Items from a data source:

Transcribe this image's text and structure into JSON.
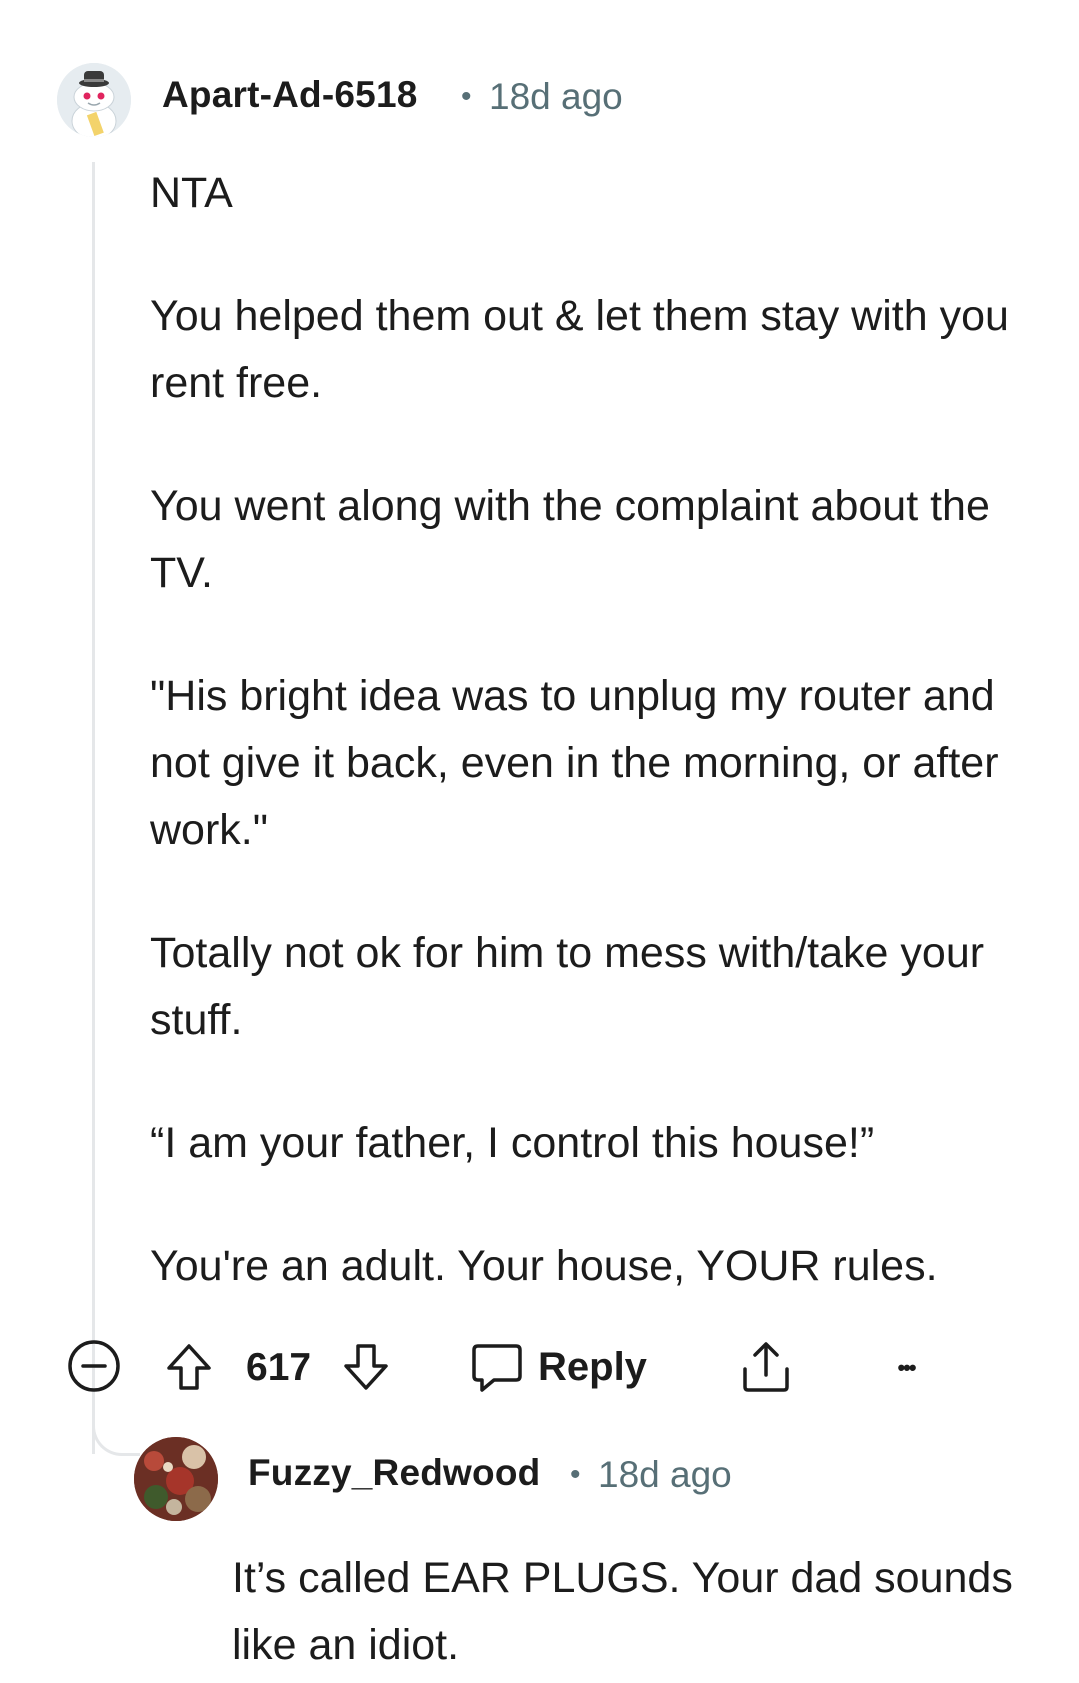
{
  "comment": {
    "author": "Apart-Ad-6518",
    "separator": "•",
    "time": "18d ago",
    "paragraphs": [
      "NTA",
      "You helped them out & let them stay with you rent free.",
      "You went along with the complaint about the TV.",
      "\"His bright idea was to unplug my router and not give it back, even in the morning, or after work.\"",
      "Totally not ok for him to mess with/take your stuff.",
      "“I am your father, I control this house!”",
      "You're an adult. Your house, YOUR rules."
    ],
    "votes": "617",
    "reply_label": "Reply",
    "more_label": "•••"
  },
  "reply": {
    "author": "Fuzzy_Redwood",
    "separator": "•",
    "time": "18d ago",
    "text": "It’s called EAR PLUGS. Your dad sounds like an idiot."
  },
  "icons": {
    "collapse": "collapse-minus-icon",
    "upvote": "upvote-arrow-icon",
    "downvote": "downvote-arrow-icon",
    "reply": "speech-bubble-icon",
    "share": "share-icon",
    "more": "more-dots-icon"
  },
  "colors": {
    "text": "#1c1c1c",
    "meta": "#576f76",
    "thread_line": "#e5e7e9"
  }
}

* _DIRECTIONS FOR THIS TASK_
Each line in the records above should be reproduced exactly; images are not copied.

* _ANSWER_
Transcribe this image's text and structure into JSON.
{
  "comment": {
    "author": "Apart-Ad-6518",
    "separator": "•",
    "time": "18d ago",
    "paragraphs": [
      "NTA",
      "You helped them out & let them stay with you rent free.",
      "You went along with the complaint about the TV.",
      "\"His bright idea was to unplug my router and not give it back, even in the morning, or after work.\"",
      "Totally not ok for him to mess with/take your stuff.",
      "“I am your father, I control this house!”",
      "You're an adult. Your house, YOUR rules."
    ],
    "votes": "617",
    "reply_label": "Reply",
    "more_label": "•••"
  },
  "reply": {
    "author": "Fuzzy_Redwood",
    "separator": "•",
    "time": "18d ago",
    "text": "It’s called EAR PLUGS. Your dad sounds like an idiot."
  },
  "icons": {
    "collapse": "collapse-minus-icon",
    "upvote": "upvote-arrow-icon",
    "downvote": "downvote-arrow-icon",
    "reply": "speech-bubble-icon",
    "share": "share-icon",
    "more": "more-dots-icon"
  },
  "colors": {
    "text": "#1c1c1c",
    "meta": "#576f76",
    "thread_line": "#e5e7e9"
  }
}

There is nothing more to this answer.